### Work instructions
Return every line below as is, leaving out the pictures.

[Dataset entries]

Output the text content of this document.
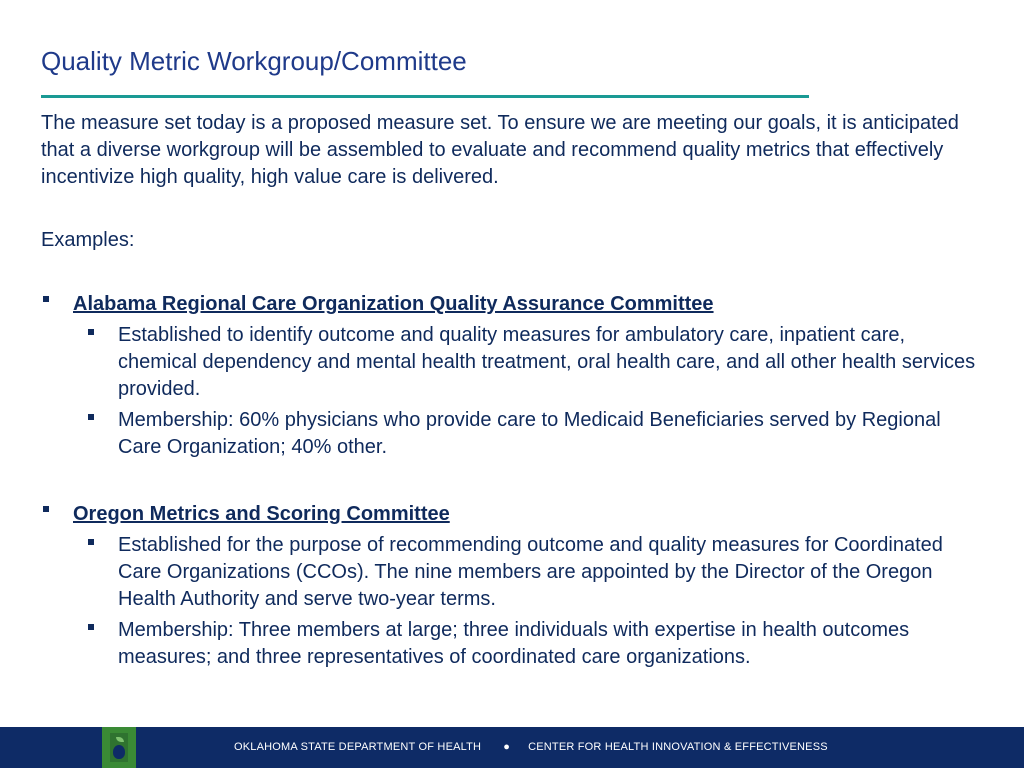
Quality Metric Workgroup/Committee

The measure set today is a proposed measure set. To ensure we are meeting our goals, it is anticipated that a diverse workgroup will be assembled to evaluate and recommend quality metrics that effectively incentivize high quality, high value care is delivered.

Examples:

Alabama Regional Care Organization Quality Assurance Committee
Established to identify outcome and quality measures for ambulatory care, inpatient care, chemical dependency and mental health treatment, oral health care, and all other health services provided.
Membership: 60% physicians who provide care to Medicaid Beneficiaries served by Regional Care Organization; 40% other.
Oregon Metrics and Scoring Committee
Established for the purpose of recommending outcome and quality measures for Coordinated Care Organizations (CCOs). The nine members are appointed by the Director of the Oregon Health Authority and serve two-year terms.
Membership: Three members at large; three individuals with expertise in health outcomes measures; and three representatives of coordinated care organizations.
OKLAHOMA STATE DEPARTMENT OF HEALTH ● CENTER FOR HEALTH INNOVATION & EFFECTIVENESS
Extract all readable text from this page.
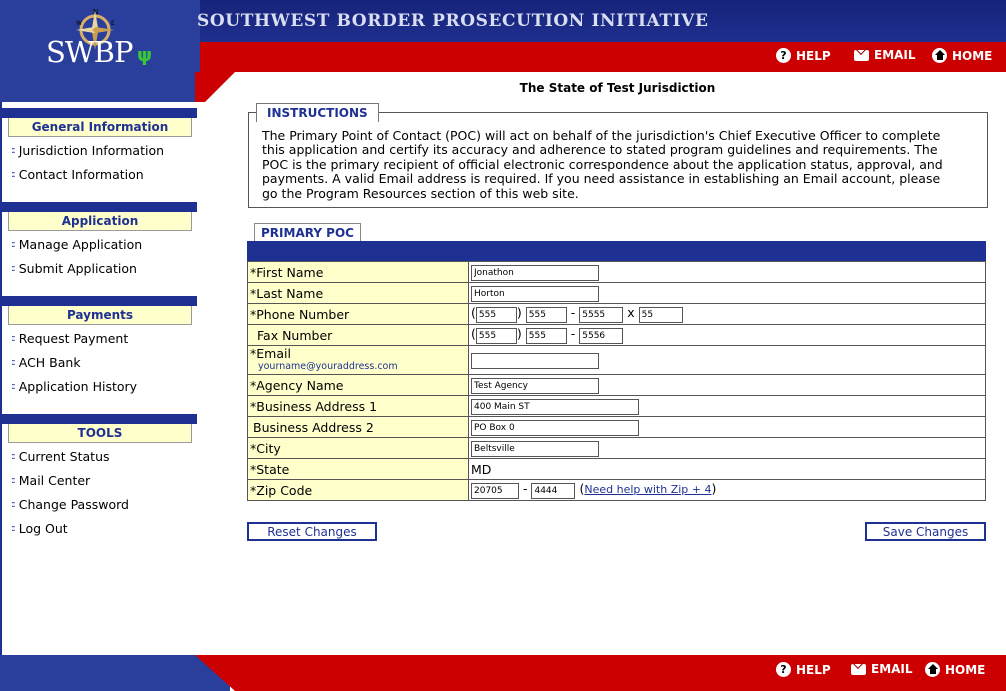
SOUTHWEST BORDER PROSECUTION INITIATIVE
N
W	E
SWBP ψ	? HELP	EMAIL	HOME
General Information
:: Jurisdiction Information
:: Contact Information
Application
:: Manage Application
:: Submit Application
Payments
:: Request Payment
:: ACH Bank
:: Application History
TOOLS
:: Current Status
:: Mail Center
:: Change Password
:: Log Out
The State of Test Jurisdiction
INSTRUCTIONS
The Primary Point of Contact (POC) will act on behalf of the jurisdiction's Chief Executive Officer to complete this application and certify its accuracy and adherence to stated program guidelines and requirements. The POC is the primary recipient of official electronic correspondence about the application status, approval, and payments. A valid Email address is required. If you need assistance in establishing an Email account, please go the Program Resources section of this web site.
PRIMARY POC
*First Name	Jonathon
*Last Name	Horton
*Phone Number	(555 ) 555 - 5555 x 55
Fax Number	(555 ) 555 - 5556

*Email
yourname@youraddress.com

*Agency Name	Test Agency
*Business Address 1	400 Main ST
Business Address 2	PO Box 0
*City	Beltsville
*State	MD
*Zip Code	20705- 4444 (Need help with Zip + 4)
Reset Changes	Save Changes
? HELP	EMAIL	HOME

### Written reply
Output the text content of this document.
Quality Metric Workgroup/Committee

The measure set today is a proposed measure set. To ensure we are meeting our goals, it is anticipated that a diverse workgroup will be assembled to evaluate and recommend quality metrics that effectively incentivize high quality, high value care is delivered.

Examples:

Alabama Regional Care Organization Quality Assurance Committee
Established to identify outcome and quality measures for ambulatory care, inpatient care, chemical dependency and mental health treatment, oral health care, and all other health services provided.
Membership: 60% physicians who provide care to Medicaid Beneficiaries served by Regional Care Organization; 40% other.
Oregon Metrics and Scoring Committee
Established for the purpose of recommending outcome and quality measures for Coordinated Care Organizations (CCOs). The nine members are appointed by the Director of the Oregon Health Authority and serve two-year terms.
Membership: Three members at large; three individuals with expertise in health outcomes measures; and three representatives of coordinated care organizations.
OKLAHOMA STATE DEPARTMENT OF HEALTH ● CENTER FOR HEALTH INNOVATION & EFFECTIVENESS
Extract all readable text from this page.
SOUTHWEST BORDER PROSECUTION INITIATIVE
N
W	E
SWBP ψ	? HELP	EMAIL	HOME
General Information
:: Jurisdiction Information
:: Contact Information
Application
:: Manage Application
:: Submit Application
Payments
:: Request Payment
:: ACH Bank
:: Application History
TOOLS
:: Current Status
:: Mail Center
:: Change Password
:: Log Out
The State of Test Jurisdiction
INSTRUCTIONS
The Primary Point of Contact (POC) will act on behalf of the jurisdiction's Chief Executive Officer to complete this application and certify its accuracy and adherence to stated program guidelines and requirements. The POC is the primary recipient of official electronic correspondence about the application status, approval, and payments. A valid Email address is required. If you need assistance in establishing an Email account, please go the Program Resources section of this web site.
PRIMARY POC
*First Name	Jonathon
*Last Name	Horton
*Phone Number	(555 ) 555 - 5555 x 55
Fax Number	(555 ) 555 - 5556

*Email
yourname@youraddress.com

*Agency Name	Test Agency
*Business Address 1	400 Main ST
Business Address 2	PO Box 0
*City	Beltsville
*State	MD
*Zip Code	20705- 4444 (Need help with Zip + 4)
Reset Changes	Save Changes
? HELP	EMAIL	HOME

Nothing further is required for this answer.